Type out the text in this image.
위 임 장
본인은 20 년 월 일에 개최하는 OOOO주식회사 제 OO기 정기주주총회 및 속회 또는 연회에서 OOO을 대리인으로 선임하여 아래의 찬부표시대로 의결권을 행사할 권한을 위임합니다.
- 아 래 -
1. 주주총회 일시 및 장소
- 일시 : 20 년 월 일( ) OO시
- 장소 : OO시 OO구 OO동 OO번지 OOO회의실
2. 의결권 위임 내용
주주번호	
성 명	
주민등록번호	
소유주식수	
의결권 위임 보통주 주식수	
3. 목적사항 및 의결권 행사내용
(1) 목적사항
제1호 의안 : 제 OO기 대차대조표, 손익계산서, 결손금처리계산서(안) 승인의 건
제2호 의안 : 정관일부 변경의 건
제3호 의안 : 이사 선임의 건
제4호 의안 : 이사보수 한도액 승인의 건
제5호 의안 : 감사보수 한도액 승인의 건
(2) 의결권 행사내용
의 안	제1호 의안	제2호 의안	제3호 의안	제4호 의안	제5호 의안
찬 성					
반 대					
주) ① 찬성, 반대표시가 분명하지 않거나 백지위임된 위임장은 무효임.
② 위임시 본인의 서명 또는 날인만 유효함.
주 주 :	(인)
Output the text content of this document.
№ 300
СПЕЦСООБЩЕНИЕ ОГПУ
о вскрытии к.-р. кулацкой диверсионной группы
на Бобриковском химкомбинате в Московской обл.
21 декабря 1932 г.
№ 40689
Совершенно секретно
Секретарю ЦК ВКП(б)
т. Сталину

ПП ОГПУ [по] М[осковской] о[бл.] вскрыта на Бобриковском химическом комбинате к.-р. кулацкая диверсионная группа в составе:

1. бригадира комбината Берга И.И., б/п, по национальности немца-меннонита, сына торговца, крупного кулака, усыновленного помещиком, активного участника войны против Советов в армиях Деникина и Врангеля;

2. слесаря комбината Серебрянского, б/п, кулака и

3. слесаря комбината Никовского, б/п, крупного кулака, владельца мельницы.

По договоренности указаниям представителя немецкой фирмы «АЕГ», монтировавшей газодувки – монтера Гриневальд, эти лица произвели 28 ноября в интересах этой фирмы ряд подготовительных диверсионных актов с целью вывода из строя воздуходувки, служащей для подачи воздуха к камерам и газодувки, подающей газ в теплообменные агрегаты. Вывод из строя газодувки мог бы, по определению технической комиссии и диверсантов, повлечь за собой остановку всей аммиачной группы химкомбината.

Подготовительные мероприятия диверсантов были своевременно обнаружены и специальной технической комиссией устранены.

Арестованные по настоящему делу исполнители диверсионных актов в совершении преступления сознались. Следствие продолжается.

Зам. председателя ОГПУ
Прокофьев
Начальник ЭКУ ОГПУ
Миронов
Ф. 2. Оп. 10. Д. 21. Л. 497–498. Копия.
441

TASK GOAL: Reproduce the data shown above exactly.

SOLUTION TO THIS EXERCISE:
Type out the text in this image.
위 임 장
본인은 20 년 월 일에 개최하는 OOOO주식회사 제 OO기 정기주주총회 및 속회 또는 연회에서 OOO을 대리인으로 선임하여 아래의 찬부표시대로 의결권을 행사할 권한을 위임합니다.
- 아 래 -
1. 주주총회 일시 및 장소
- 일시 : 20 년 월 일( ) OO시
- 장소 : OO시 OO구 OO동 OO번지 OOO회의실
2. 의결권 위임 내용
주주번호	
성 명	
주민등록번호	
소유주식수	
의결권 위임 보통주 주식수	
3. 목적사항 및 의결권 행사내용
(1) 목적사항
제1호 의안 : 제 OO기 대차대조표, 손익계산서, 결손금처리계산서(안) 승인의 건
제2호 의안 : 정관일부 변경의 건
제3호 의안 : 이사 선임의 건
제4호 의안 : 이사보수 한도액 승인의 건
제5호 의안 : 감사보수 한도액 승인의 건
(2) 의결권 행사내용
의 안	제1호 의안	제2호 의안	제3호 의안	제4호 의안	제5호 의안
찬 성					
반 대					
주) ① 찬성, 반대표시가 분명하지 않거나 백지위임된 위임장은 무효임.
② 위임시 본인의 서명 또는 날인만 유효함.
주 주 :	(인)
Output the text content of this document.
№ 300
СПЕЦСООБЩЕНИЕ ОГПУ
о вскрытии к.-р. кулацкой диверсионной группы
на Бобриковском химкомбинате в Московской обл.
21 декабря 1932 г.
№ 40689
Совершенно секретно
Секретарю ЦК ВКП(б)
т. Сталину

ПП ОГПУ [по] М[осковской] о[бл.] вскрыта на Бобриковском химическом комбинате к.-р. кулацкая диверсионная группа в составе:

1. бригадира комбината Берга И.И., б/п, по национальности немца-меннонита, сына торговца, крупного кулака, усыновленного помещиком, активного участника войны против Советов в армиях Деникина и Врангеля;

2. слесаря комбината Серебрянского, б/п, кулака и

3. слесаря комбината Никовского, б/п, крупного кулака, владельца мельницы.

По договоренности указаниям представителя немецкой фирмы «АЕГ», монтировавшей газодувки – монтера Гриневальд, эти лица произвели 28 ноября в интересах этой фирмы ряд подготовительных диверсионных актов с целью вывода из строя воздуходувки, служащей для подачи воздуха к камерам и газодувки, подающей газ в теплообменные агрегаты. Вывод из строя газодувки мог бы, по определению технической комиссии и диверсантов, повлечь за собой остановку всей аммиачной группы химкомбината.

Подготовительные мероприятия диверсантов были своевременно обнаружены и специальной технической комиссией устранены.

Арестованные по настоящему делу исполнители диверсионных актов в совершении преступления сознались. Следствие продолжается.

Зам. председателя ОГПУ
Прокофьев
Начальник ЭКУ ОГПУ
Миронов
Ф. 2. Оп. 10. Д. 21. Л. 497–498. Копия.
441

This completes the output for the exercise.